## Start MATERIAL PROVIDED
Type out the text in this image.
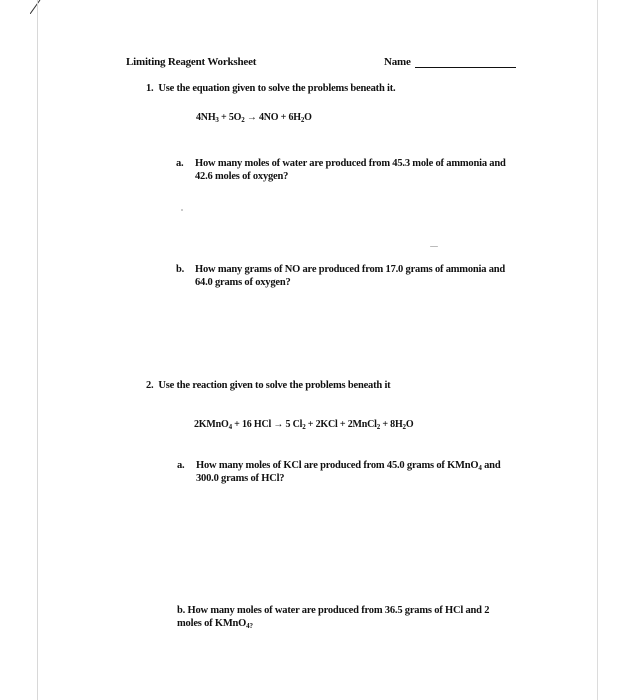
Limiting Reagent Worksheet	Name
1. Use the equation given to solve the problems beneath it.
$4NH_3 + 5O_2 \to 4NO + 6H_2O$
a. How many moles of water are produced from 45.3 mole of ammonia and
42.6 moles of oxygen?
b. How many grams of NO are produced from 17.0 grams of ammonia and
64.0 grams of oxygen?
2. Use the reaction given to solve the problems beneath it
2KMnO$_4$ + 16 HCl → 5 $Cl_2 + 2KCl$ + 2MnCl$_2$ + $8H_2O$
a. How many moles of KCl are produced from 45.0 grams of KMnO$_4$ and
300.0 grams of HCl?
b. How many moles of water are produced from 36.5 grams of HCl and 2
moles of KMnO$_{4?}$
## End MATERIAL PROVIDED
◆ YOUR GOAL ◆
Which lines above hold the word "moles"? Copy each of them.

◆ RESULT OF THE TASK ◆
a. How many moles of water are produced from 45.3 mole of ammonia and
42.6 moles of oxygen?
a. How many moles of KCl are produced from 45.0 grams of KMnO$_4$ and
b. How many moles of water are produced from 36.5 grams of HCl and 2
moles of KMnO$_{4?}$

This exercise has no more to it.